What is required –
Copy out every line that contains the word "this".

Recorded information –
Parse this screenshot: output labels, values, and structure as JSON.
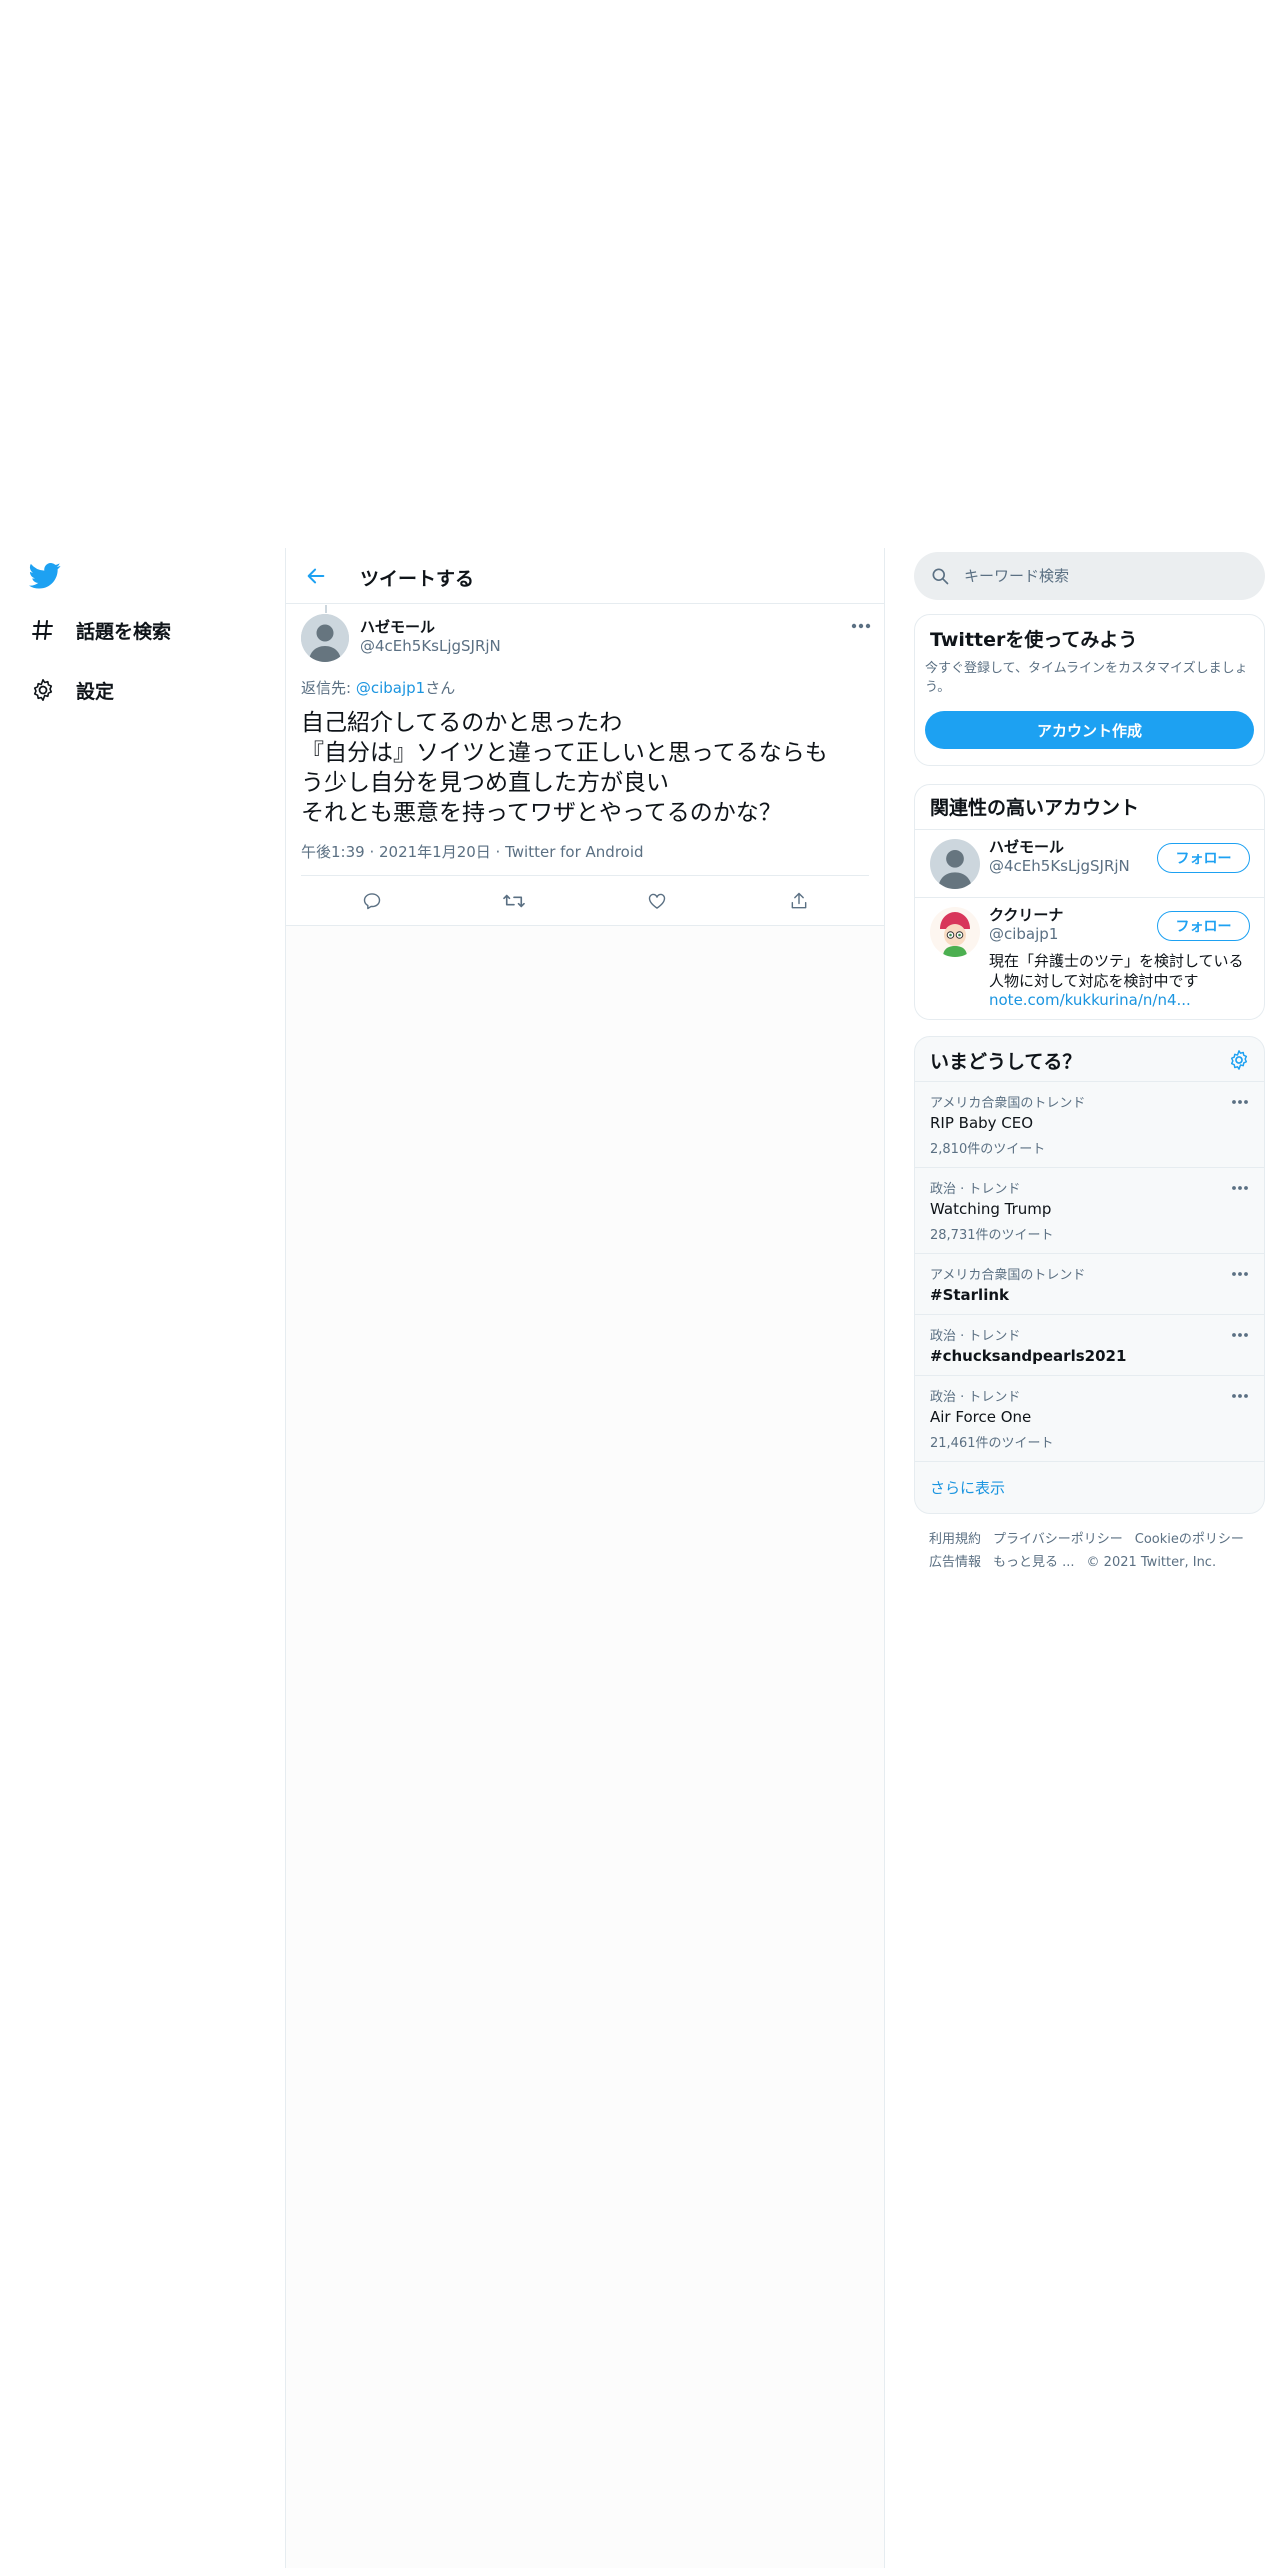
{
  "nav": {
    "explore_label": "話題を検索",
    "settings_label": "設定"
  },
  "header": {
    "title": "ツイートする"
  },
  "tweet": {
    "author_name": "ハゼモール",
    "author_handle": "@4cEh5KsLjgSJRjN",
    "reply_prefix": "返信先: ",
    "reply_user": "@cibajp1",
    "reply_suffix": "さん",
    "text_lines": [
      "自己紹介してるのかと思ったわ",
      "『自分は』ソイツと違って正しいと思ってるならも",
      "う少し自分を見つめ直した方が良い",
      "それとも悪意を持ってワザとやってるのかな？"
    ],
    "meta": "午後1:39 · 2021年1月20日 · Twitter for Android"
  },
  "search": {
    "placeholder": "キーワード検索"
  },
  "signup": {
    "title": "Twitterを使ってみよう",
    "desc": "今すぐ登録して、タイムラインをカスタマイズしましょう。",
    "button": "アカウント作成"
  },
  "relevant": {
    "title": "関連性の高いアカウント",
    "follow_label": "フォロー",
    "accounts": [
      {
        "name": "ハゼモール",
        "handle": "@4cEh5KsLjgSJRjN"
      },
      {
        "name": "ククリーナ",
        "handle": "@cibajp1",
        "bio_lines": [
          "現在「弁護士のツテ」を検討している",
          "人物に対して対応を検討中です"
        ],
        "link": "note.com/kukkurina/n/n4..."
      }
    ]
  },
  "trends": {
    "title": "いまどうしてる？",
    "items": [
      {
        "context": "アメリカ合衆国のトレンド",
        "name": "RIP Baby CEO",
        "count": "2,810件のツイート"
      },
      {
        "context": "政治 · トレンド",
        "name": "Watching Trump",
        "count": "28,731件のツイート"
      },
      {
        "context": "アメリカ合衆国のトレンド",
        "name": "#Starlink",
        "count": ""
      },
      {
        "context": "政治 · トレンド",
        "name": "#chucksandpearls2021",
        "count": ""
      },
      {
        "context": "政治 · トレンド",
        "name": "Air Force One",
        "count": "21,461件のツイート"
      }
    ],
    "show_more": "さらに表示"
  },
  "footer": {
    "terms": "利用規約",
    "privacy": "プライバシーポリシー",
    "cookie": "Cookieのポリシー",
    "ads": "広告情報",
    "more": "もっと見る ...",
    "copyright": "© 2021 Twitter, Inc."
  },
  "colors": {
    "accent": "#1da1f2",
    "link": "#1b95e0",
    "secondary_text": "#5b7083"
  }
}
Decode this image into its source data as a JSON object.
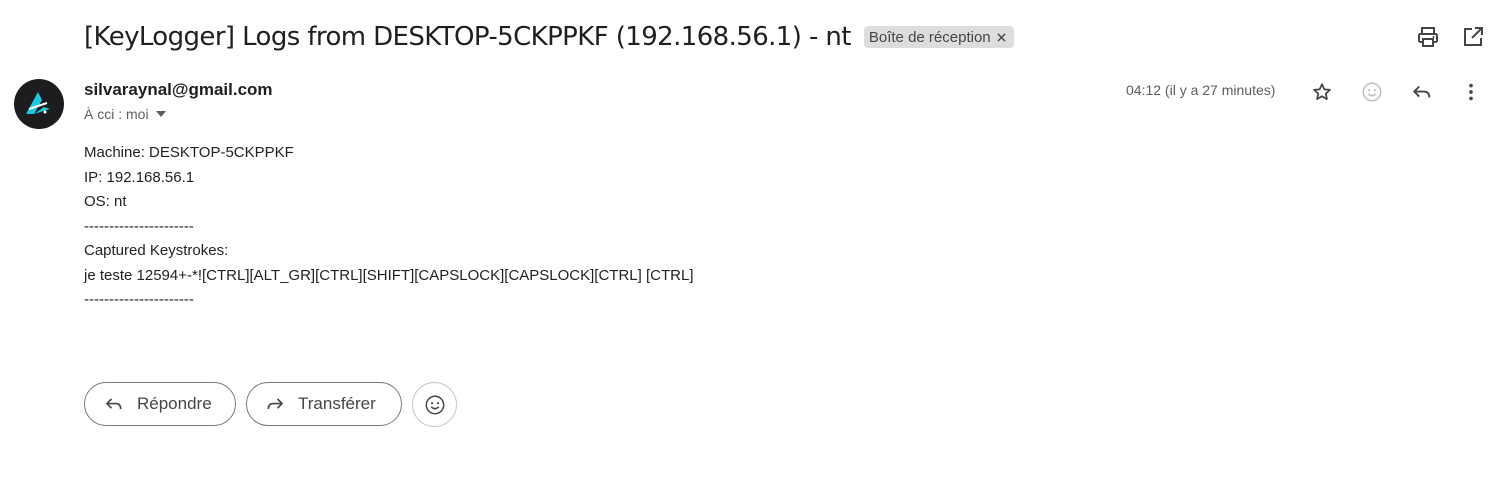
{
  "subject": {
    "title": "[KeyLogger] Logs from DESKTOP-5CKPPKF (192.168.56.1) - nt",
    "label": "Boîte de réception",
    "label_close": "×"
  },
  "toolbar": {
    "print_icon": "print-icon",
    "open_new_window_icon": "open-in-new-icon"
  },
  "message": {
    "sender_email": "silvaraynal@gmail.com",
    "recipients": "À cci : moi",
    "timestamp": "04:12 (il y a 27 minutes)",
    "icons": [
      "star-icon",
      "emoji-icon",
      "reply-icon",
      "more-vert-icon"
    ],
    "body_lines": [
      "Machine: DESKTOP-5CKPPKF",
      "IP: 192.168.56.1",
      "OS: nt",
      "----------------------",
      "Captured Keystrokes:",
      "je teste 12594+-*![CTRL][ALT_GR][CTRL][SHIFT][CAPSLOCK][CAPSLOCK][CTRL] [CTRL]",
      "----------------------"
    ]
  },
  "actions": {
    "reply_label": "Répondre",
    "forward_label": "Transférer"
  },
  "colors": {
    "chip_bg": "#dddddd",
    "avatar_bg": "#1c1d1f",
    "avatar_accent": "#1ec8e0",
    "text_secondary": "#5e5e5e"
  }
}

The reply –
Parse this screenshot: output labels, values, and structure as JSON.
Decode this image into its source data as a JSON object.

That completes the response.